STATED EXERCISE: Transcribe the material in full. Nothing should differ except that the pictures are left out.

Extracted records:

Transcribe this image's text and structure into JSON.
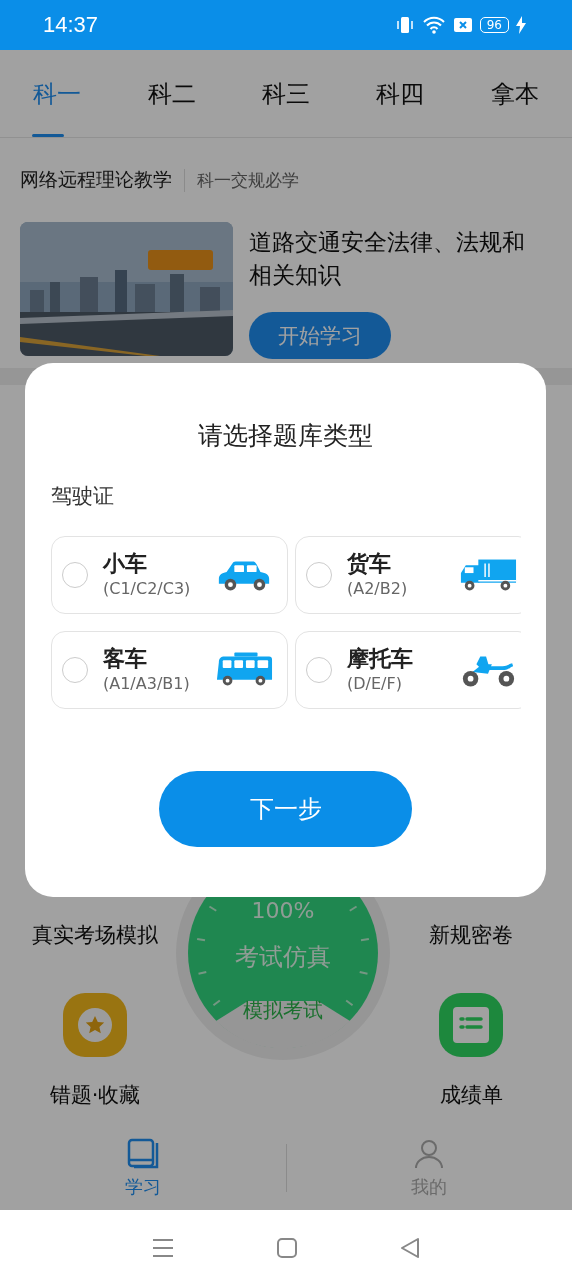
{
  "status_bar": {
    "time": "14:37",
    "battery": "96"
  },
  "tabs": [
    {
      "label": "科一",
      "selected": true
    },
    {
      "label": "科二",
      "selected": false
    },
    {
      "label": "科三",
      "selected": false
    },
    {
      "label": "科四",
      "selected": false
    },
    {
      "label": "拿本",
      "selected": false
    }
  ],
  "section": {
    "title": "网络远程理论教学",
    "subtitle": "科一交规必学"
  },
  "course": {
    "title": "道路交通安全法律、法规和相关知识",
    "button": "开始学习"
  },
  "exam_menu": {
    "left_label": "真实考场模拟",
    "right_label": "新规密卷",
    "gauge": {
      "percent": "100%",
      "title": "考试仿真",
      "button": "模拟考试"
    },
    "shortcuts": [
      {
        "label": "错题·收藏"
      },
      {
        "label": "成绩单"
      }
    ]
  },
  "bottom_nav": [
    {
      "label": "学习",
      "selected": true
    },
    {
      "label": "我的",
      "selected": false
    }
  ],
  "dialog": {
    "title": "请选择题库类型",
    "group_label": "驾驶证",
    "options": [
      {
        "name": "小车",
        "codes": "(C1/C2/C3)",
        "selected": false
      },
      {
        "name": "货车",
        "codes": "(A2/B2)",
        "selected": false
      },
      {
        "name": "客车",
        "codes": "(A1/A3/B1)",
        "selected": false
      },
      {
        "name": "摩托车",
        "codes": "(D/E/F)",
        "selected": false
      }
    ],
    "next_button": "下一步"
  }
}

TASK RESULT:
Transcribe this image's text and structure into JSON.
{
  "status_bar": {
    "time": "14:37",
    "battery": "96"
  },
  "tabs": [
    {
      "label": "科一",
      "selected": true
    },
    {
      "label": "科二",
      "selected": false
    },
    {
      "label": "科三",
      "selected": false
    },
    {
      "label": "科四",
      "selected": false
    },
    {
      "label": "拿本",
      "selected": false
    }
  ],
  "section": {
    "title": "网络远程理论教学",
    "subtitle": "科一交规必学"
  },
  "course": {
    "title": "道路交通安全法律、法规和相关知识",
    "button": "开始学习"
  },
  "exam_menu": {
    "left_label": "真实考场模拟",
    "right_label": "新规密卷",
    "gauge": {
      "percent": "100%",
      "title": "考试仿真",
      "button": "模拟考试"
    },
    "shortcuts": [
      {
        "label": "错题·收藏"
      },
      {
        "label": "成绩单"
      }
    ]
  },
  "bottom_nav": [
    {
      "label": "学习",
      "selected": true
    },
    {
      "label": "我的",
      "selected": false
    }
  ],
  "dialog": {
    "title": "请选择题库类型",
    "group_label": "驾驶证",
    "options": [
      {
        "name": "小车",
        "codes": "(C1/C2/C3)",
        "selected": false
      },
      {
        "name": "货车",
        "codes": "(A2/B2)",
        "selected": false
      },
      {
        "name": "客车",
        "codes": "(A1/A3/B1)",
        "selected": false
      },
      {
        "name": "摩托车",
        "codes": "(D/E/F)",
        "selected": false
      }
    ],
    "next_button": "下一步"
  }
}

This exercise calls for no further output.